>> Begin Records to process

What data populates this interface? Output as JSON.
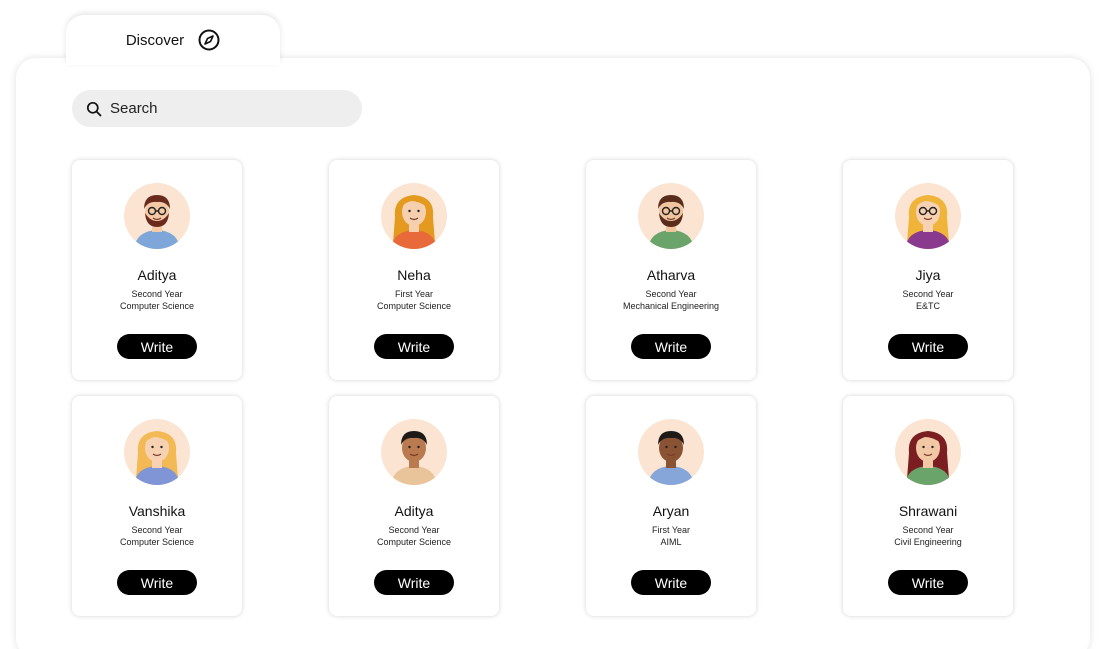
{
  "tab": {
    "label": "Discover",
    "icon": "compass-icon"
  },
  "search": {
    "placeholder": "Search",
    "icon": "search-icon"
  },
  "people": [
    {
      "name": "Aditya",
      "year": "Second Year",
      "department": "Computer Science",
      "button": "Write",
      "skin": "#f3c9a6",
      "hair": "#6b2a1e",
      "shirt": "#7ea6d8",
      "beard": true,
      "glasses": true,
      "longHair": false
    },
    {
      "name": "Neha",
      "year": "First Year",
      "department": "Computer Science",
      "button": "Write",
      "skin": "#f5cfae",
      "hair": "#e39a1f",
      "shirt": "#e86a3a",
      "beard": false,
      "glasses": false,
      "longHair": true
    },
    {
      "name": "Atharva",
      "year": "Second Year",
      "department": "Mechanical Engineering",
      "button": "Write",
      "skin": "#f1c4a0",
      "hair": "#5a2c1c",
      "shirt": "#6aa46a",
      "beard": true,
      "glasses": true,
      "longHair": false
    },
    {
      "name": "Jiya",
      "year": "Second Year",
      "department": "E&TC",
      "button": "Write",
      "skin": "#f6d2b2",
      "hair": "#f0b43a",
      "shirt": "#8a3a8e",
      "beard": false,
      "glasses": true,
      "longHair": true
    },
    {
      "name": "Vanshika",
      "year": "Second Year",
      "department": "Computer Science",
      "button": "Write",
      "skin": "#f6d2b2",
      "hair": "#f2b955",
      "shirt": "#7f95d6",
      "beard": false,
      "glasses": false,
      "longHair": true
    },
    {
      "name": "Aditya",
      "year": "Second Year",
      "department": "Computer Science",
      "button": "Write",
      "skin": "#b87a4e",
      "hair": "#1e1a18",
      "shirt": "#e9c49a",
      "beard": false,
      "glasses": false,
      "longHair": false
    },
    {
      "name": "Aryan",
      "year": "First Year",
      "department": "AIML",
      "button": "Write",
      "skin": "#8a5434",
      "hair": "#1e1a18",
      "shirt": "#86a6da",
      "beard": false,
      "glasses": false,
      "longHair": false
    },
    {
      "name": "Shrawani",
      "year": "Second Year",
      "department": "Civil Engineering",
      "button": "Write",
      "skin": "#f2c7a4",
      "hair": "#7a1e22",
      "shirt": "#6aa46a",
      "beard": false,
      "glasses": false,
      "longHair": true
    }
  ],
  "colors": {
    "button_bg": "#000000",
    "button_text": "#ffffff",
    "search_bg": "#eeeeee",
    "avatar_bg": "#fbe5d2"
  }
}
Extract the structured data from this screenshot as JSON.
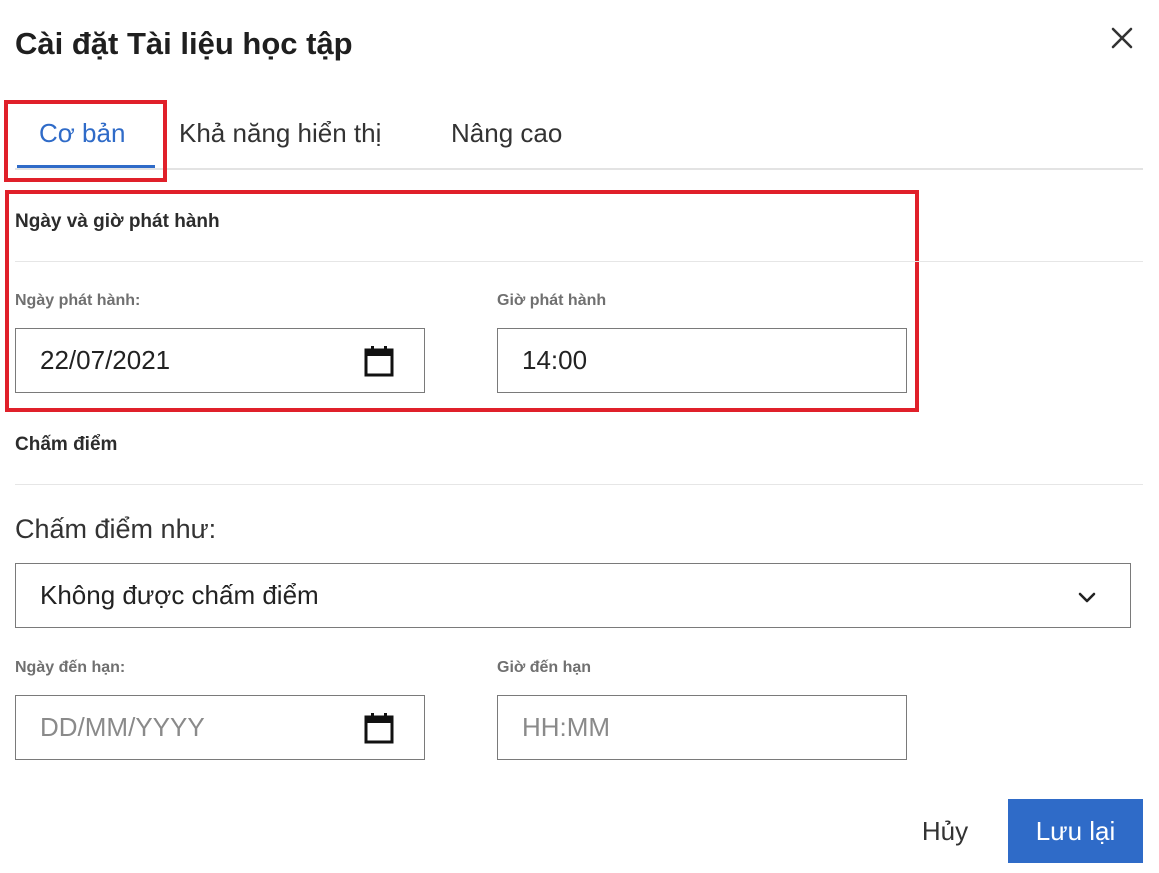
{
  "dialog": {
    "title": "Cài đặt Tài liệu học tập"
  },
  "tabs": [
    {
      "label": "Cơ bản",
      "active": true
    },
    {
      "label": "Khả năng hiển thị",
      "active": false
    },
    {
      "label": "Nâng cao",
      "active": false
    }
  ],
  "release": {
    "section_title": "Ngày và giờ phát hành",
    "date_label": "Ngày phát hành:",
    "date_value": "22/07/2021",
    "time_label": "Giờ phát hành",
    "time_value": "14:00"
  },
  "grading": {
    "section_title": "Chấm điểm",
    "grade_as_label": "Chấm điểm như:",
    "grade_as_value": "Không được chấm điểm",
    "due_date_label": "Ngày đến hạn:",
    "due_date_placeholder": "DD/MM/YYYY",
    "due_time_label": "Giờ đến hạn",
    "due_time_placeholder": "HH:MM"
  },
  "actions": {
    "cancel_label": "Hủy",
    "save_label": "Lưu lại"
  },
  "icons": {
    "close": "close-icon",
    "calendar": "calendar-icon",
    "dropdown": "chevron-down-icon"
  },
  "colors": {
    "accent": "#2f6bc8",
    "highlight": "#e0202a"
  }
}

>> End Records to process

**Task description:** Give every line back word for word and leave the pictures out.

**The completed task:**
What data populates this interface? Output as JSON.
{
  "tab": {
    "label": "Discover",
    "icon": "compass-icon"
  },
  "search": {
    "placeholder": "Search",
    "icon": "search-icon"
  },
  "people": [
    {
      "name": "Aditya",
      "year": "Second Year",
      "department": "Computer Science",
      "button": "Write",
      "skin": "#f3c9a6",
      "hair": "#6b2a1e",
      "shirt": "#7ea6d8",
      "beard": true,
      "glasses": true,
      "longHair": false
    },
    {
      "name": "Neha",
      "year": "First Year",
      "department": "Computer Science",
      "button": "Write",
      "skin": "#f5cfae",
      "hair": "#e39a1f",
      "shirt": "#e86a3a",
      "beard": false,
      "glasses": false,
      "longHair": true
    },
    {
      "name": "Atharva",
      "year": "Second Year",
      "department": "Mechanical Engineering",
      "button": "Write",
      "skin": "#f1c4a0",
      "hair": "#5a2c1c",
      "shirt": "#6aa46a",
      "beard": true,
      "glasses": true,
      "longHair": false
    },
    {
      "name": "Jiya",
      "year": "Second Year",
      "department": "E&TC",
      "button": "Write",
      "skin": "#f6d2b2",
      "hair": "#f0b43a",
      "shirt": "#8a3a8e",
      "beard": false,
      "glasses": true,
      "longHair": true
    },
    {
      "name": "Vanshika",
      "year": "Second Year",
      "department": "Computer Science",
      "button": "Write",
      "skin": "#f6d2b2",
      "hair": "#f2b955",
      "shirt": "#7f95d6",
      "beard": false,
      "glasses": false,
      "longHair": true
    },
    {
      "name": "Aditya",
      "year": "Second Year",
      "department": "Computer Science",
      "button": "Write",
      "skin": "#b87a4e",
      "hair": "#1e1a18",
      "shirt": "#e9c49a",
      "beard": false,
      "glasses": false,
      "longHair": false
    },
    {
      "name": "Aryan",
      "year": "First Year",
      "department": "AIML",
      "button": "Write",
      "skin": "#8a5434",
      "hair": "#1e1a18",
      "shirt": "#86a6da",
      "beard": false,
      "glasses": false,
      "longHair": false
    },
    {
      "name": "Shrawani",
      "year": "Second Year",
      "department": "Civil Engineering",
      "button": "Write",
      "skin": "#f2c7a4",
      "hair": "#7a1e22",
      "shirt": "#6aa46a",
      "beard": false,
      "glasses": false,
      "longHair": true
    }
  ],
  "colors": {
    "button_bg": "#000000",
    "button_text": "#ffffff",
    "search_bg": "#eeeeee",
    "avatar_bg": "#fbe5d2"
  }
}
Extract the structured data from this screenshot as JSON.
{
  "dialog": {
    "title": "Cài đặt Tài liệu học tập"
  },
  "tabs": [
    {
      "label": "Cơ bản",
      "active": true
    },
    {
      "label": "Khả năng hiển thị",
      "active": false
    },
    {
      "label": "Nâng cao",
      "active": false
    }
  ],
  "release": {
    "section_title": "Ngày và giờ phát hành",
    "date_label": "Ngày phát hành:",
    "date_value": "22/07/2021",
    "time_label": "Giờ phát hành",
    "time_value": "14:00"
  },
  "grading": {
    "section_title": "Chấm điểm",
    "grade_as_label": "Chấm điểm như:",
    "grade_as_value": "Không được chấm điểm",
    "due_date_label": "Ngày đến hạn:",
    "due_date_placeholder": "DD/MM/YYYY",
    "due_time_label": "Giờ đến hạn",
    "due_time_placeholder": "HH:MM"
  },
  "actions": {
    "cancel_label": "Hủy",
    "save_label": "Lưu lại"
  },
  "icons": {
    "close": "close-icon",
    "calendar": "calendar-icon",
    "dropdown": "chevron-down-icon"
  },
  "colors": {
    "accent": "#2f6bc8",
    "highlight": "#e0202a"
  }
}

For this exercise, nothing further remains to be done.